▶ [What this task involves] Pick out each line containing the string "nous".

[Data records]
▬▬▬

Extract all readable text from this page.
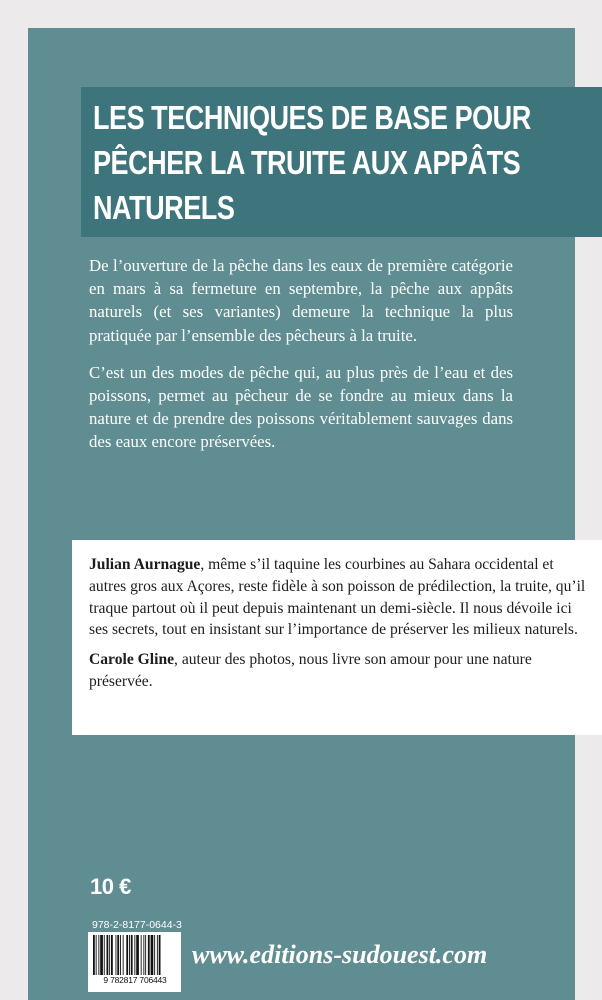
LES TECHNIQUES DE BASE POUR
PÊCHER LA TRUITE AUX APPÂTS
NATURELS

De l’ouverture de la pêche dans les eaux de première catégorie en mars à sa fermeture en septembre, la pêche aux appâts naturels (et ses variantes) demeure la technique la plus pratiquée par l’ensemble des pêcheurs à la truite.

C’est un des modes de pêche qui, au plus près de l’eau et des poissons, permet au pêcheur de se fondre au mieux dans la nature et de prendre des poissons véritablement sauvages dans des eaux encore préservées.

Julian Aurnague, même s’il taquine les courbines au Sahara occidental et autres gros aux Açores, reste fidèle à son poisson de prédilection, la truite, qu’il traque partout où il peut depuis maintenant un demi-siècle. Il nous dévoile ici ses secrets, tout en insistant sur l’importance de préserver les milieux naturels.

Carole Gline, auteur des photos, nous livre son amour pour une nature préservée.

10 €
978-2-8177-0644-3
9 782817 706443
www.editions-sudouest.com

▬▬▬

▶ [Result]
Julian Aurnague, même s’il taquine les courbines au Sahara occidental et autres gros aux Açores, reste fidèle à son poisson de prédilection, la truite, qu’il traque partout où il peut depuis maintenant un demi-siècle. Il nous dévoile ici ses secrets, tout en insistant sur l’importance de préserver les milieux naturels.
Carole Gline, auteur des photos, nous livre son amour pour une nature préservée.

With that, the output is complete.